◆ Extracted records
________

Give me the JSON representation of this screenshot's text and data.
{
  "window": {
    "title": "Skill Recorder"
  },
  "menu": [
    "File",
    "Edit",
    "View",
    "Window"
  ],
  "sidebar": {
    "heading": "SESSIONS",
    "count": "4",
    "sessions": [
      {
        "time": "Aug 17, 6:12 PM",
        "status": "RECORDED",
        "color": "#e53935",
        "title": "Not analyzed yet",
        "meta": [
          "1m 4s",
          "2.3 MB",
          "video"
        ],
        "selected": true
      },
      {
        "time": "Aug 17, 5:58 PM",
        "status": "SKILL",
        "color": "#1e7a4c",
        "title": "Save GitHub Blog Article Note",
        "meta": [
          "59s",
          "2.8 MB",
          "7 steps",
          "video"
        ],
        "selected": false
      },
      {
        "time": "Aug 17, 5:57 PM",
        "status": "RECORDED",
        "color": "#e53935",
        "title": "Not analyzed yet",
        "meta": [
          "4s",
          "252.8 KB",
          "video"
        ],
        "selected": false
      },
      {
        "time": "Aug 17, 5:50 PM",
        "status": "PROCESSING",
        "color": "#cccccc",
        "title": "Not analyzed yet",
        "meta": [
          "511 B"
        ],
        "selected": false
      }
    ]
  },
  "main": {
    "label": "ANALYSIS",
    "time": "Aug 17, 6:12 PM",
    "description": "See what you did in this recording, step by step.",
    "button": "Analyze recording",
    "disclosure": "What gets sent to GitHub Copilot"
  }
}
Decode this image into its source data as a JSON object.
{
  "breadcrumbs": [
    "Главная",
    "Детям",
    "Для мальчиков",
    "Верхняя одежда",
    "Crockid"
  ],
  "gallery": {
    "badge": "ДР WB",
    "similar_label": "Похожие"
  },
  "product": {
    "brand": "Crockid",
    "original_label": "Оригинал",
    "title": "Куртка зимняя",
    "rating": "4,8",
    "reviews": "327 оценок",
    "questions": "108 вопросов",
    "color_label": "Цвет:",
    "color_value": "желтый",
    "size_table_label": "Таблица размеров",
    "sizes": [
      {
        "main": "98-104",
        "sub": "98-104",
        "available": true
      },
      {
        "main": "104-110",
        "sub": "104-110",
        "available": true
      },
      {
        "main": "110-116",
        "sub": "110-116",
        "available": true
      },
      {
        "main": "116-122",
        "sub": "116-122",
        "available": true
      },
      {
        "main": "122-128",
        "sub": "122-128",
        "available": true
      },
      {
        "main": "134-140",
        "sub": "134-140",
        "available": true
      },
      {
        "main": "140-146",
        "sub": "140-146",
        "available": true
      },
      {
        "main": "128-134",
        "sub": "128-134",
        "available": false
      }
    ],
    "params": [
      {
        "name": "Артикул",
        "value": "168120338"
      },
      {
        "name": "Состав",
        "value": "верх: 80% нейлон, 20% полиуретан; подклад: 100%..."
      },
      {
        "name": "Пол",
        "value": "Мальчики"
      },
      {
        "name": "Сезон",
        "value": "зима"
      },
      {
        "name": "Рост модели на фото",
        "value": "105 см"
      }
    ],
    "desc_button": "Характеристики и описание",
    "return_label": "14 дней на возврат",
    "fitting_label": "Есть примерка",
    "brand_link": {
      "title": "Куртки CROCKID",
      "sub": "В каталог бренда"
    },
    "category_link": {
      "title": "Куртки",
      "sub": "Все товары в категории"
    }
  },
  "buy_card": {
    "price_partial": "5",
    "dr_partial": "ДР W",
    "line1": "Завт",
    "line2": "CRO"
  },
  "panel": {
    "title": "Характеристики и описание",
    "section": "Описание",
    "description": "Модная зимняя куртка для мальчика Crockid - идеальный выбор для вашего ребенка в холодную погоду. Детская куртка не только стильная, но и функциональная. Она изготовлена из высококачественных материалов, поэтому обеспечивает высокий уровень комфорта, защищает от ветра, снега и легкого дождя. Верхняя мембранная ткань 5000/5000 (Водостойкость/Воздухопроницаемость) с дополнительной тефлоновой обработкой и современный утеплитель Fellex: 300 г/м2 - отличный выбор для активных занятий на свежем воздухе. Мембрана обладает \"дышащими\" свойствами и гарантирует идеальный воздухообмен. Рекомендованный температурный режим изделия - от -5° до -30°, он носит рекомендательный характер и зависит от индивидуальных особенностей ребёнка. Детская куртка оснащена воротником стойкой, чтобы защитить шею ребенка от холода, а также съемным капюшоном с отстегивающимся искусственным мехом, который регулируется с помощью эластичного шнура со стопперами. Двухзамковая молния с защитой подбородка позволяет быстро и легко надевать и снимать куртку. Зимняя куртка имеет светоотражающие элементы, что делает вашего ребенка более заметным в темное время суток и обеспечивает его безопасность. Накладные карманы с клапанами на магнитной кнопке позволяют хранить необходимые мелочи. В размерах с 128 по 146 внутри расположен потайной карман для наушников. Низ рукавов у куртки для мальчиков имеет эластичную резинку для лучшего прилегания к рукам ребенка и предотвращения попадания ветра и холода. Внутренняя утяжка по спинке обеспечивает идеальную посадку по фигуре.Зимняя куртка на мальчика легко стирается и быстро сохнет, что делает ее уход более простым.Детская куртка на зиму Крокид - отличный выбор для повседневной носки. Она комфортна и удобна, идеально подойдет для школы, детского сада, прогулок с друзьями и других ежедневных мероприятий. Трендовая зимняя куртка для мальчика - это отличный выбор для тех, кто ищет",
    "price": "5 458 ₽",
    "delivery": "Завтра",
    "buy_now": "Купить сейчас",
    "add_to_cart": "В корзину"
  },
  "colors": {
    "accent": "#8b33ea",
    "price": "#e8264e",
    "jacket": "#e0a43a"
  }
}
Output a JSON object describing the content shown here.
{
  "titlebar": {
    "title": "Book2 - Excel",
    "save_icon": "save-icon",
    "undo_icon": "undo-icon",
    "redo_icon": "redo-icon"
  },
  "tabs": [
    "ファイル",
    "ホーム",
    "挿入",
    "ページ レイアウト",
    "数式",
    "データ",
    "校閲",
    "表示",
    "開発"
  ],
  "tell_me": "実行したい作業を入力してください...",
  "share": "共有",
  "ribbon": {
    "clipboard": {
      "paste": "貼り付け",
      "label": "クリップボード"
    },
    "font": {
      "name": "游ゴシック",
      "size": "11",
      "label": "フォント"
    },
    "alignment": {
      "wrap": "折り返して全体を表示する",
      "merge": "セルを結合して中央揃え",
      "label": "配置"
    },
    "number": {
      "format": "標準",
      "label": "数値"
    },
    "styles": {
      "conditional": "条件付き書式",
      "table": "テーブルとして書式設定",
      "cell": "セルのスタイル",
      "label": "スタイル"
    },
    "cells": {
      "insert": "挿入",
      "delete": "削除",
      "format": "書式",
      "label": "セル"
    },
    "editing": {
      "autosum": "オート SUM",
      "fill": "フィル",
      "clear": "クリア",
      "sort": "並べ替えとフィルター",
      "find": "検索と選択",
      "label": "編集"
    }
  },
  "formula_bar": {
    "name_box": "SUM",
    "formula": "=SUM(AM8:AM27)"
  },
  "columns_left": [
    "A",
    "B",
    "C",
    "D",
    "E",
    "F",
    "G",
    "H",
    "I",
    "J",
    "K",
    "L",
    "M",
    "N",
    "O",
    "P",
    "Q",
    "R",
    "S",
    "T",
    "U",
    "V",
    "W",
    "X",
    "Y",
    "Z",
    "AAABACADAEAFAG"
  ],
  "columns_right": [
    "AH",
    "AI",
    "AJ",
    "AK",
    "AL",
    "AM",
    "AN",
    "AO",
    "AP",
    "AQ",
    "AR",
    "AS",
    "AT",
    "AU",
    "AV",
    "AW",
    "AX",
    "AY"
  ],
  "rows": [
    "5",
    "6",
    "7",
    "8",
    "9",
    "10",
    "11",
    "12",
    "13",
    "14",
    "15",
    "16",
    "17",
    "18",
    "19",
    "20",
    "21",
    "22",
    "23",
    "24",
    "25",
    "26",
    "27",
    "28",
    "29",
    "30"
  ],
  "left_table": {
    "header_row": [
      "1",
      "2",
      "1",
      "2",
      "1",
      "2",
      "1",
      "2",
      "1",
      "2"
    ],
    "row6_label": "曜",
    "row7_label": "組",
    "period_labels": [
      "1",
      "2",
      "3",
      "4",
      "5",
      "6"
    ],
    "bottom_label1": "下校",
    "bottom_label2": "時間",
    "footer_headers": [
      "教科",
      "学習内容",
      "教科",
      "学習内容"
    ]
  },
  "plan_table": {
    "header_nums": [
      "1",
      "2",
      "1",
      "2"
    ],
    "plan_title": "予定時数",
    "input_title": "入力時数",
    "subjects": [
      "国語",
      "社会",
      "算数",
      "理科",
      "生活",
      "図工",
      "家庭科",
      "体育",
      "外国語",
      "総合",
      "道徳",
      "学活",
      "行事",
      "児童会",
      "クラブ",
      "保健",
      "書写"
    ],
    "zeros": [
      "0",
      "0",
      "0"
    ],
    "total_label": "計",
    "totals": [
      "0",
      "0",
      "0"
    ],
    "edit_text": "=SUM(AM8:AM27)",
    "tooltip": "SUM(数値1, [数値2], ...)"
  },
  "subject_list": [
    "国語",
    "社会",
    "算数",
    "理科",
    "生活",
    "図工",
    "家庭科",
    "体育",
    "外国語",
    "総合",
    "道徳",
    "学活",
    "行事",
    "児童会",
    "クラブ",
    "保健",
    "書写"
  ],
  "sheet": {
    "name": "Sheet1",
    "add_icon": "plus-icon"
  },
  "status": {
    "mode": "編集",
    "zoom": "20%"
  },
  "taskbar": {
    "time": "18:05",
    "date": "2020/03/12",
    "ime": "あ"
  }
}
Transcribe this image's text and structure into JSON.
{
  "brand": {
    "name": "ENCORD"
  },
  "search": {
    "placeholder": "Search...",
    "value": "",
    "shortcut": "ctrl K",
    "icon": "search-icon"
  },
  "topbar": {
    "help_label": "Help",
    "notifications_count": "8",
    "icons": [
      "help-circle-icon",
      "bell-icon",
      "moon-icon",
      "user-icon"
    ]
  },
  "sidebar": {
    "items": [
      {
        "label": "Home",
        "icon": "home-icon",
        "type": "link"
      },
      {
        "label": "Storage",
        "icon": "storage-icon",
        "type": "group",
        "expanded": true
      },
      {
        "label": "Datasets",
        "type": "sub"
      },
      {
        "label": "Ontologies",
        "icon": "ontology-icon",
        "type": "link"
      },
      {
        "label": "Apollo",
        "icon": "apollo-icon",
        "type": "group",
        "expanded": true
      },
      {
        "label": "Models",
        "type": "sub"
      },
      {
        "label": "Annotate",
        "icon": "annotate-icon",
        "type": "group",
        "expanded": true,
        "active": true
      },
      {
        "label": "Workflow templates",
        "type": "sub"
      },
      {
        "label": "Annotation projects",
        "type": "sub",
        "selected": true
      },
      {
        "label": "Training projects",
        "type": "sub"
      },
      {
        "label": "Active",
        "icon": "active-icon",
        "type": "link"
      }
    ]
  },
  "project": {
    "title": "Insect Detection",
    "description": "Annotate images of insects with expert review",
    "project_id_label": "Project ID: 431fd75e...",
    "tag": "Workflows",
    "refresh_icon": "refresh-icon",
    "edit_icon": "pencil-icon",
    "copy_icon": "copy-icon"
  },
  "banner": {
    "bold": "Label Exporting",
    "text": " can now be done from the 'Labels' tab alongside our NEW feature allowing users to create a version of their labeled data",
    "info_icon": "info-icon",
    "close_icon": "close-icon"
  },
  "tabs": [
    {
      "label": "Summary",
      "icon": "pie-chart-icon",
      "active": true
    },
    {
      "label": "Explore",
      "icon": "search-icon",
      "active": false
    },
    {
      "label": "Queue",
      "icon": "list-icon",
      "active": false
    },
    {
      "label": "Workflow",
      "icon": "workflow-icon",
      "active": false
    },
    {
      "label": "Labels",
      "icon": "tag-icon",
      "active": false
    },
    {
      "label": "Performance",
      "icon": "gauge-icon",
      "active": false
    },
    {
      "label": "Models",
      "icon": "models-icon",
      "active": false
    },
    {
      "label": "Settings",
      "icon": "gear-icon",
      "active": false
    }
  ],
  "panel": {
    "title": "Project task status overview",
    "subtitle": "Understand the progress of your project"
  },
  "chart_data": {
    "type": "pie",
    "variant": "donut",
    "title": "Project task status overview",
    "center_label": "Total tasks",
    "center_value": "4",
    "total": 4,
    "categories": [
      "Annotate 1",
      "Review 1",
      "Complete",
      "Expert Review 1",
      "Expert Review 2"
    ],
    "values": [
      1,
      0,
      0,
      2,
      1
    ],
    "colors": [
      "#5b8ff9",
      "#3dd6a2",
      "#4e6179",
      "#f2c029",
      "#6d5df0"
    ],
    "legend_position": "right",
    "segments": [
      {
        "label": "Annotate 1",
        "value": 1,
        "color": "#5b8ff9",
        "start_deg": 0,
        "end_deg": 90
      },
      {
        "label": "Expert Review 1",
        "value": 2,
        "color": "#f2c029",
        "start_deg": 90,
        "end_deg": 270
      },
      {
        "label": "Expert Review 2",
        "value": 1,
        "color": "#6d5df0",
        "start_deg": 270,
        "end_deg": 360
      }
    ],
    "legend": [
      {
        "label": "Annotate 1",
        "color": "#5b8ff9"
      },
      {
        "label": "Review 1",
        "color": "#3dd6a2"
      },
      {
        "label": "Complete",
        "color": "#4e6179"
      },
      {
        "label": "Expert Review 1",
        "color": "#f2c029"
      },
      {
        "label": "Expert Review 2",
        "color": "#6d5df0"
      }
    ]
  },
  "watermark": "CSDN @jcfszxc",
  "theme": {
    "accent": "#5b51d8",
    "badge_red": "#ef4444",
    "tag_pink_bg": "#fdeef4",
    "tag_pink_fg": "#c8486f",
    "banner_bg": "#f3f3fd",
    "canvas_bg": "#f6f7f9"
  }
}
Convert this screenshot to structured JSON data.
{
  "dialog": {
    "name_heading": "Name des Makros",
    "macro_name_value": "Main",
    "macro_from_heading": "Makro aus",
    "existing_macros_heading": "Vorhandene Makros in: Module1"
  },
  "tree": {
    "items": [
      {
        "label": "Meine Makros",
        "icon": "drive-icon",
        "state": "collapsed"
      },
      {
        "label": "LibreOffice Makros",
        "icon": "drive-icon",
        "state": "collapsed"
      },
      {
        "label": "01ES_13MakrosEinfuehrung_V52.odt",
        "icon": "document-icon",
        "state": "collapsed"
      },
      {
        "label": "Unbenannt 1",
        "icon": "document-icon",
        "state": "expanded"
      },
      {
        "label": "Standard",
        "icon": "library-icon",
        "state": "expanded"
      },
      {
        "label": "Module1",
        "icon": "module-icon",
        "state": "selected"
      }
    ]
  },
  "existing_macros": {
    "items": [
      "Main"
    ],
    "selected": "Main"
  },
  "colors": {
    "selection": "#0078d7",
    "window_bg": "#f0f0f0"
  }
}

________

◆ Given instruction
How many lines of these entries hold the string "into"? Answer with the number alone.

◆ Solution to the exercise
2